----- RECORD EXTRACTS -----

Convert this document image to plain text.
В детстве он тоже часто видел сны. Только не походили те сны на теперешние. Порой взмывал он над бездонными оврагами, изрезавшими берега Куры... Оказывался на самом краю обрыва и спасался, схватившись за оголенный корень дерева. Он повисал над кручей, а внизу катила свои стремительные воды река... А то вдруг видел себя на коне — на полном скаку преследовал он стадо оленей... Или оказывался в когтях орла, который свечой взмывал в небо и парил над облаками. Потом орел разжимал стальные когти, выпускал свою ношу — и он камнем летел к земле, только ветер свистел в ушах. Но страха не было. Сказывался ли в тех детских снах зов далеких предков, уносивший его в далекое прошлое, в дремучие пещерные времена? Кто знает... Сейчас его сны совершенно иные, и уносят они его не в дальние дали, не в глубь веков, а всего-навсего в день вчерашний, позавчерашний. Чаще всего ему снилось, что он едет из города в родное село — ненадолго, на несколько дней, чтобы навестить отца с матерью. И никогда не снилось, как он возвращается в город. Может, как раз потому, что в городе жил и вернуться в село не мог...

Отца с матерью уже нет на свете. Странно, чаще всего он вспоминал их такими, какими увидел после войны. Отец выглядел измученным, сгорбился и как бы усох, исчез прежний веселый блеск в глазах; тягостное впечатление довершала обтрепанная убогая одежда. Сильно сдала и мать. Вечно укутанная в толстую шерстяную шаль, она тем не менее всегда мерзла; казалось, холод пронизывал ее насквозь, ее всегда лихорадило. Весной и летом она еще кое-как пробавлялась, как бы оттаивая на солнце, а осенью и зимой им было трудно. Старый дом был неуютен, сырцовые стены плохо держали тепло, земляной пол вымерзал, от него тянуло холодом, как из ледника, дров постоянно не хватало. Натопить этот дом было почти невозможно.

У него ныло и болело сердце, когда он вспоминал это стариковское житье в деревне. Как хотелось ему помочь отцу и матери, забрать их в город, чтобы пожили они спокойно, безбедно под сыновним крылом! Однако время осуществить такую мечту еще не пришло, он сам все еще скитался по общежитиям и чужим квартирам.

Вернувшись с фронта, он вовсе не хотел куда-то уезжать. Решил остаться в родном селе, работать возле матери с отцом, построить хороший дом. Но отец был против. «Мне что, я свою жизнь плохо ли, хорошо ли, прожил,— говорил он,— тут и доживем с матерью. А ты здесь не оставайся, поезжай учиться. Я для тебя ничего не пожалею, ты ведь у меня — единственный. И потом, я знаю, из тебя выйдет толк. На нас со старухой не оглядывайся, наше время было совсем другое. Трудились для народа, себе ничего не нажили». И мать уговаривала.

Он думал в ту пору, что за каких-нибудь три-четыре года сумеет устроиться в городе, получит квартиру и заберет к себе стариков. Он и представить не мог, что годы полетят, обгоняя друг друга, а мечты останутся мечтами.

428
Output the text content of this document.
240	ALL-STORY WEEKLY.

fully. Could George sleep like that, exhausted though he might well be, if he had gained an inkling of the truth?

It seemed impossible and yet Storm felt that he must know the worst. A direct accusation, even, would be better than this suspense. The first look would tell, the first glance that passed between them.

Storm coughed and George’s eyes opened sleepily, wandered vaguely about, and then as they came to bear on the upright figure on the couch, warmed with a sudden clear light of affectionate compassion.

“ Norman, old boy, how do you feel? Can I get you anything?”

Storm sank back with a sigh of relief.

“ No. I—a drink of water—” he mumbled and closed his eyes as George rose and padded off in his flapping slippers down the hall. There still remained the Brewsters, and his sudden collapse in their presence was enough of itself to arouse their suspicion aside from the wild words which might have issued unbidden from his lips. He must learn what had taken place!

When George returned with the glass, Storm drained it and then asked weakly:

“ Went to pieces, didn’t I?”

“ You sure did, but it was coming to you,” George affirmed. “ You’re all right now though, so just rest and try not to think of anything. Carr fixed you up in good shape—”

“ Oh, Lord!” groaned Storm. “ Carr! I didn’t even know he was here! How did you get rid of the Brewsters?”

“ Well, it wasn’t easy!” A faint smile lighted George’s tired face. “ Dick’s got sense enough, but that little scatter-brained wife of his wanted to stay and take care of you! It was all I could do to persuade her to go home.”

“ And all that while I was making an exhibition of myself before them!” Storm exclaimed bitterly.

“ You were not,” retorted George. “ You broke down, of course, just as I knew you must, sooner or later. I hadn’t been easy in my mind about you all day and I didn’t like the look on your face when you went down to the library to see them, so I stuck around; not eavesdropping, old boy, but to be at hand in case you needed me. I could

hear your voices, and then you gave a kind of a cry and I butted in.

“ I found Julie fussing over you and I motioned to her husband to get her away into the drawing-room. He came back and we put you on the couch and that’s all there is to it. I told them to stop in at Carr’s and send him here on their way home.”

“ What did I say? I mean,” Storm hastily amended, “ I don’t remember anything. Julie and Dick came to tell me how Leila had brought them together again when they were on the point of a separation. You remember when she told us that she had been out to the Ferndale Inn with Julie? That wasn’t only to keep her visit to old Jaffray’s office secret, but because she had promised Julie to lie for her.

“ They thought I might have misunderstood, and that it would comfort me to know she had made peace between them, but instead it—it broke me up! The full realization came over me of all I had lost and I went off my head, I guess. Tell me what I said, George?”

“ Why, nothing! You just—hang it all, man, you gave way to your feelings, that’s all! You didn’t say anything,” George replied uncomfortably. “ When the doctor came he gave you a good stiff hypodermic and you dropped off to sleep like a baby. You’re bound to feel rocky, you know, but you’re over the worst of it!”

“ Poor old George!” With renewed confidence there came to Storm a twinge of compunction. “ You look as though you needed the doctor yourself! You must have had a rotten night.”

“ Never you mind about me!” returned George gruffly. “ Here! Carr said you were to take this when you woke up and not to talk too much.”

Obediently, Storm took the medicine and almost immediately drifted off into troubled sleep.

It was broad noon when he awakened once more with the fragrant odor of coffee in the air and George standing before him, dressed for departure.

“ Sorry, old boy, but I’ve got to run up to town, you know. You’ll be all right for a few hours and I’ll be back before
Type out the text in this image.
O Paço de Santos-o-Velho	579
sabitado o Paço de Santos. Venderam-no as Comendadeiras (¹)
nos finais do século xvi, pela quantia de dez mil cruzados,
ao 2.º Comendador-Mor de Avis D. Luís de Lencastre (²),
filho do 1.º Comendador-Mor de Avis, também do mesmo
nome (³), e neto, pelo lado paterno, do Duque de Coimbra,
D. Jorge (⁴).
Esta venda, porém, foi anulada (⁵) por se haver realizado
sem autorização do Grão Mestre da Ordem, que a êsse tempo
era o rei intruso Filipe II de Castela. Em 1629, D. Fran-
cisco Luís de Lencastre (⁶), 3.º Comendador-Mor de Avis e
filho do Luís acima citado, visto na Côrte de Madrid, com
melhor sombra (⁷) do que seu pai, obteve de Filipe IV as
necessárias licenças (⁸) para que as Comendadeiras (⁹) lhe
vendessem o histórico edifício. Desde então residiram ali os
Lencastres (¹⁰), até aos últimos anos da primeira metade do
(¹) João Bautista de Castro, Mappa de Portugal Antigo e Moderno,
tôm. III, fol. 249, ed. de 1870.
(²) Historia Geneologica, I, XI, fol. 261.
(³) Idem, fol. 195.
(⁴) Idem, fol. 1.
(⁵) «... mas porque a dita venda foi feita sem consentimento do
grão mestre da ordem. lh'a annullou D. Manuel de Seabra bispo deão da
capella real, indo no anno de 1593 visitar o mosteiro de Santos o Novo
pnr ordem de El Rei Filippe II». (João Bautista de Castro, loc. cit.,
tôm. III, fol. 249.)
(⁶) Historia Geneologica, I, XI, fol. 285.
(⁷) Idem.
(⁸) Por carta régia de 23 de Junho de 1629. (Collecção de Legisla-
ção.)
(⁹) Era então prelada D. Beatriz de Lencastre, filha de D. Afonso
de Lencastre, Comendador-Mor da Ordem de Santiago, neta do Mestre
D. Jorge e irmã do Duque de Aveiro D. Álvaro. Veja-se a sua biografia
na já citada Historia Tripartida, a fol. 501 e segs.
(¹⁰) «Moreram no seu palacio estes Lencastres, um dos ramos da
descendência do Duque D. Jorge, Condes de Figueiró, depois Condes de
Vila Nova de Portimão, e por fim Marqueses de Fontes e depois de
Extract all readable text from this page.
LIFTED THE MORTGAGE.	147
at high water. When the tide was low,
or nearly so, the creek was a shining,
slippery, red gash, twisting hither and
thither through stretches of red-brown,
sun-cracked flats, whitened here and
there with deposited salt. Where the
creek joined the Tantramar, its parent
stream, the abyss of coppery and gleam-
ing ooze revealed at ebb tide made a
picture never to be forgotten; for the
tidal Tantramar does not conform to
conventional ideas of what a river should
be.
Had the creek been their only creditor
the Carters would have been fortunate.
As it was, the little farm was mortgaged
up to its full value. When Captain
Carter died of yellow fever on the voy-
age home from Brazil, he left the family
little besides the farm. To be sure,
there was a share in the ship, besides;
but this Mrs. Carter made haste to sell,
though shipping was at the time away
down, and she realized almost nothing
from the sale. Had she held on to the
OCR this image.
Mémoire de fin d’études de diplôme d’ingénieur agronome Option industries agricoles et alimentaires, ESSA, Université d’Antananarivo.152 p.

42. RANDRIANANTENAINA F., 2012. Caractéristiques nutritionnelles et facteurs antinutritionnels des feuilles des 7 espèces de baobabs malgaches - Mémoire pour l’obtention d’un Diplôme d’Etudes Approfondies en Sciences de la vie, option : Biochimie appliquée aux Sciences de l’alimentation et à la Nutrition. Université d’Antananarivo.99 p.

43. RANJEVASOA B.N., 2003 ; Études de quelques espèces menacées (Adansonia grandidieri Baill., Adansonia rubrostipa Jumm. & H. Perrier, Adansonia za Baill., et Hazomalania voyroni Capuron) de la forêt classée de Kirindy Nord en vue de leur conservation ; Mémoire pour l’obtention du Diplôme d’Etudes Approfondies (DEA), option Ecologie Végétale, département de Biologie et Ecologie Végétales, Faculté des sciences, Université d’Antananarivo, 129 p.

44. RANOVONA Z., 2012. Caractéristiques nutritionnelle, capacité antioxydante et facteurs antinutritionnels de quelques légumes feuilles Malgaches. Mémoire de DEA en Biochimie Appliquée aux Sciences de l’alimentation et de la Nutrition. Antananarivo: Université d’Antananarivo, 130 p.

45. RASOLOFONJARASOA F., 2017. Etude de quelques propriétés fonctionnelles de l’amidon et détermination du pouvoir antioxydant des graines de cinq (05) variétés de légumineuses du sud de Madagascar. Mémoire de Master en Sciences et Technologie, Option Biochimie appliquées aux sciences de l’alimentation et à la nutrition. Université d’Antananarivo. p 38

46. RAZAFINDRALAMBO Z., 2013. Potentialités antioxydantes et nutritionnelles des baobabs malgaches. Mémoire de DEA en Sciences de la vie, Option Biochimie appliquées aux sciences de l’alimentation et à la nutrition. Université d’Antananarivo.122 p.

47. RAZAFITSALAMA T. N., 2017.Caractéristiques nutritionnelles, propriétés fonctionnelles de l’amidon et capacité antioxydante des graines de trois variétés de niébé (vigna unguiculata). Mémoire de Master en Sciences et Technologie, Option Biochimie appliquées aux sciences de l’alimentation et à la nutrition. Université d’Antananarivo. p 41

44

-----

Which lines contain "between"? Show each of them.

## FINAL RESULT
It seemed impossible and yet Storm felt that he must know the worst. A direct accusation, even, would be better than this suspense. The first look would tell, the first glance that passed between them.
“ They thought I might have misunderstood, and that it would comfort me to know she had made peace between them, but instead it—it broke me up! The full realization came over me of all I had lost and I went off my head, I guess. Tell me what I said, George?”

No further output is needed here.